:: Record extracts

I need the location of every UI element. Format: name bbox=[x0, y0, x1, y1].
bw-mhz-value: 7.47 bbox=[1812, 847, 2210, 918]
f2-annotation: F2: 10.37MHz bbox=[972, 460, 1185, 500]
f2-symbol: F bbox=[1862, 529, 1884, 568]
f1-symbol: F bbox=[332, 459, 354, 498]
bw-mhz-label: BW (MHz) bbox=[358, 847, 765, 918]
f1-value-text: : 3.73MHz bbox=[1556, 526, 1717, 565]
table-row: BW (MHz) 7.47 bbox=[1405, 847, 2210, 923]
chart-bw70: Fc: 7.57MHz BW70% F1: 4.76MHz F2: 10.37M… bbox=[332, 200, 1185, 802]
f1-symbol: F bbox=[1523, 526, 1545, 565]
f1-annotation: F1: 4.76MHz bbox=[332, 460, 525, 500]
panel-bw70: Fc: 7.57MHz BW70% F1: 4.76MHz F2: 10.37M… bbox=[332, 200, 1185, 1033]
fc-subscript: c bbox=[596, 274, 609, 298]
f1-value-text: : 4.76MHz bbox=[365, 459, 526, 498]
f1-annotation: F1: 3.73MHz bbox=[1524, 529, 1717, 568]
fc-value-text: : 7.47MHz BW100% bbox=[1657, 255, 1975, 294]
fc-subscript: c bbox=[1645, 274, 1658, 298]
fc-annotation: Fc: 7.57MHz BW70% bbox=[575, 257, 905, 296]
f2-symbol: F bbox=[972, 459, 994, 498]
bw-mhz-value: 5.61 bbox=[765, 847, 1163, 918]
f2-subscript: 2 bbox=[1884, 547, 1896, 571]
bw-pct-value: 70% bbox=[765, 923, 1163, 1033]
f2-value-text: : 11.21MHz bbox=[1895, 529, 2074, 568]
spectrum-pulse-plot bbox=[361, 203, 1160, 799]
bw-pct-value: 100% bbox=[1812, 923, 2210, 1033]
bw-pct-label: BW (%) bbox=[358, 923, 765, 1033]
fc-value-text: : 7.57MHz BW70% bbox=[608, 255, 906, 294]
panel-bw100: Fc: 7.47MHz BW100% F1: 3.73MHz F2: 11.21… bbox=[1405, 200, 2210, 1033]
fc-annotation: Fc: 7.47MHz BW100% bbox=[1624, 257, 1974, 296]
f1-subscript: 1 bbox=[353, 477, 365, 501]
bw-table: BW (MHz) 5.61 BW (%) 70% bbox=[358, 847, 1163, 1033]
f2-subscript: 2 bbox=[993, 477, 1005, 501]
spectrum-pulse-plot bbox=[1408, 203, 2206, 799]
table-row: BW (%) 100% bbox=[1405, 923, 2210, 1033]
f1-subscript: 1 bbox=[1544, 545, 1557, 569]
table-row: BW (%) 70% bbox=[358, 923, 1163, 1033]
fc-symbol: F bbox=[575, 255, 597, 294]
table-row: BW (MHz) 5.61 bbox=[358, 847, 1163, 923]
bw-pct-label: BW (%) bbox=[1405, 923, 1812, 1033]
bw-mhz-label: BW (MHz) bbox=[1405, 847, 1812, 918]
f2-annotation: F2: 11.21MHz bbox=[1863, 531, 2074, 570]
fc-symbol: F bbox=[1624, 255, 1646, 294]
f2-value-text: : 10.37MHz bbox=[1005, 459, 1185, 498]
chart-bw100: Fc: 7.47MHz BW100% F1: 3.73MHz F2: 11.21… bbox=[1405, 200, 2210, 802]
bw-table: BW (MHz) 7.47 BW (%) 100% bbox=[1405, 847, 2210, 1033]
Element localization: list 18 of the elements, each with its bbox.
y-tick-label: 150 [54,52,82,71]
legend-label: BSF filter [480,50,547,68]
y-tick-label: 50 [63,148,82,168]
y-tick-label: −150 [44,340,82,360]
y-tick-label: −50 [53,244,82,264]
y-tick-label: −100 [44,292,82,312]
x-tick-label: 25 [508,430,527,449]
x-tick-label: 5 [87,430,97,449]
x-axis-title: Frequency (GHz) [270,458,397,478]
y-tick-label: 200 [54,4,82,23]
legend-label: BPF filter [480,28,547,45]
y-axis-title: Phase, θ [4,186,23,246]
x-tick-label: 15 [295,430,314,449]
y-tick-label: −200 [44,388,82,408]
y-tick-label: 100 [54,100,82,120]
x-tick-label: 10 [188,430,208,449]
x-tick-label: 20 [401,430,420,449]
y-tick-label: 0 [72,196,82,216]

::::

▶ [Set task] Please reproduce every line of the listing above verbatim, without altering, adding, or omitting anything.

▶ [Answer to this exercise]
I need the location of every UI element. Format: name bbox=[x0, y0, x1, y1].
bw-mhz-value: 7.47 bbox=[1812, 847, 2210, 918]
f2-annotation: F2: 10.37MHz bbox=[972, 460, 1185, 500]
f2-symbol: F bbox=[1862, 529, 1884, 568]
f1-symbol: F bbox=[332, 459, 354, 498]
bw-mhz-label: BW (MHz) bbox=[358, 847, 765, 918]
f1-value-text: : 3.73MHz bbox=[1556, 526, 1717, 565]
table-row: BW (MHz) 7.47 bbox=[1405, 847, 2210, 923]
chart-bw70: Fc: 7.57MHz BW70% F1: 4.76MHz F2: 10.37M… bbox=[332, 200, 1185, 802]
f1-symbol: F bbox=[1523, 526, 1545, 565]
f1-annotation: F1: 4.76MHz bbox=[332, 460, 525, 500]
panel-bw70: Fc: 7.57MHz BW70% F1: 4.76MHz F2: 10.37M… bbox=[332, 200, 1185, 1033]
fc-subscript: c bbox=[596, 274, 609, 298]
f1-value-text: : 4.76MHz bbox=[365, 459, 526, 498]
f1-annotation: F1: 3.73MHz bbox=[1524, 529, 1717, 568]
fc-value-text: : 7.47MHz BW100% bbox=[1657, 255, 1975, 294]
fc-subscript: c bbox=[1645, 274, 1658, 298]
fc-annotation: Fc: 7.57MHz BW70% bbox=[575, 257, 905, 296]
f2-symbol: F bbox=[972, 459, 994, 498]
bw-mhz-value: 5.61 bbox=[765, 847, 1163, 918]
f2-subscript: 2 bbox=[1884, 547, 1896, 571]
bw-pct-value: 70% bbox=[765, 923, 1163, 1033]
f2-value-text: : 11.21MHz bbox=[1895, 529, 2074, 568]
spectrum-pulse-plot bbox=[361, 203, 1160, 799]
bw-pct-value: 100% bbox=[1812, 923, 2210, 1033]
bw-pct-label: BW (%) bbox=[358, 923, 765, 1033]
fc-value-text: : 7.57MHz BW70% bbox=[608, 255, 906, 294]
panel-bw100: Fc: 7.47MHz BW100% F1: 3.73MHz F2: 11.21… bbox=[1405, 200, 2210, 1033]
fc-annotation: Fc: 7.47MHz BW100% bbox=[1624, 257, 1974, 296]
f1-subscript: 1 bbox=[353, 477, 365, 501]
bw-table: BW (MHz) 5.61 BW (%) 70% bbox=[358, 847, 1163, 1033]
f2-subscript: 2 bbox=[993, 477, 1005, 501]
spectrum-pulse-plot bbox=[1408, 203, 2206, 799]
table-row: BW (%) 100% bbox=[1405, 923, 2210, 1033]
f1-subscript: 1 bbox=[1544, 545, 1557, 569]
table-row: BW (%) 70% bbox=[358, 923, 1163, 1033]
fc-symbol: F bbox=[575, 255, 597, 294]
table-row: BW (MHz) 5.61 bbox=[358, 847, 1163, 923]
bw-pct-label: BW (%) bbox=[1405, 923, 1812, 1033]
bw-mhz-label: BW (MHz) bbox=[1405, 847, 1812, 918]
f2-annotation: F2: 11.21MHz bbox=[1863, 531, 2074, 570]
fc-symbol: F bbox=[1624, 255, 1646, 294]
f2-value-text: : 10.37MHz bbox=[1005, 459, 1185, 498]
chart-bw100: Fc: 7.47MHz BW100% F1: 3.73MHz F2: 11.21… bbox=[1405, 200, 2210, 802]
bw-table: BW (MHz) 7.47 BW (%) 100% bbox=[1405, 847, 2210, 1033]
Element localization: list 18 of the elements, each with its bbox.
y-tick-label: 150 [54,52,82,71]
legend-label: BSF filter [480,50,547,68]
y-tick-label: 50 [63,148,82,168]
y-tick-label: −150 [44,340,82,360]
y-tick-label: −50 [53,244,82,264]
y-tick-label: −100 [44,292,82,312]
x-tick-label: 25 [508,430,527,449]
x-tick-label: 5 [87,430,97,449]
x-axis-title: Frequency (GHz) [270,458,397,478]
y-tick-label: 200 [54,4,82,23]
legend-label: BPF filter [480,28,547,45]
y-axis-title: Phase, θ [4,186,23,246]
x-tick-label: 15 [295,430,314,449]
y-tick-label: −200 [44,388,82,408]
y-tick-label: 100 [54,100,82,120]
x-tick-label: 10 [188,430,208,449]
x-tick-label: 20 [401,430,420,449]
y-tick-label: 0 [72,196,82,216]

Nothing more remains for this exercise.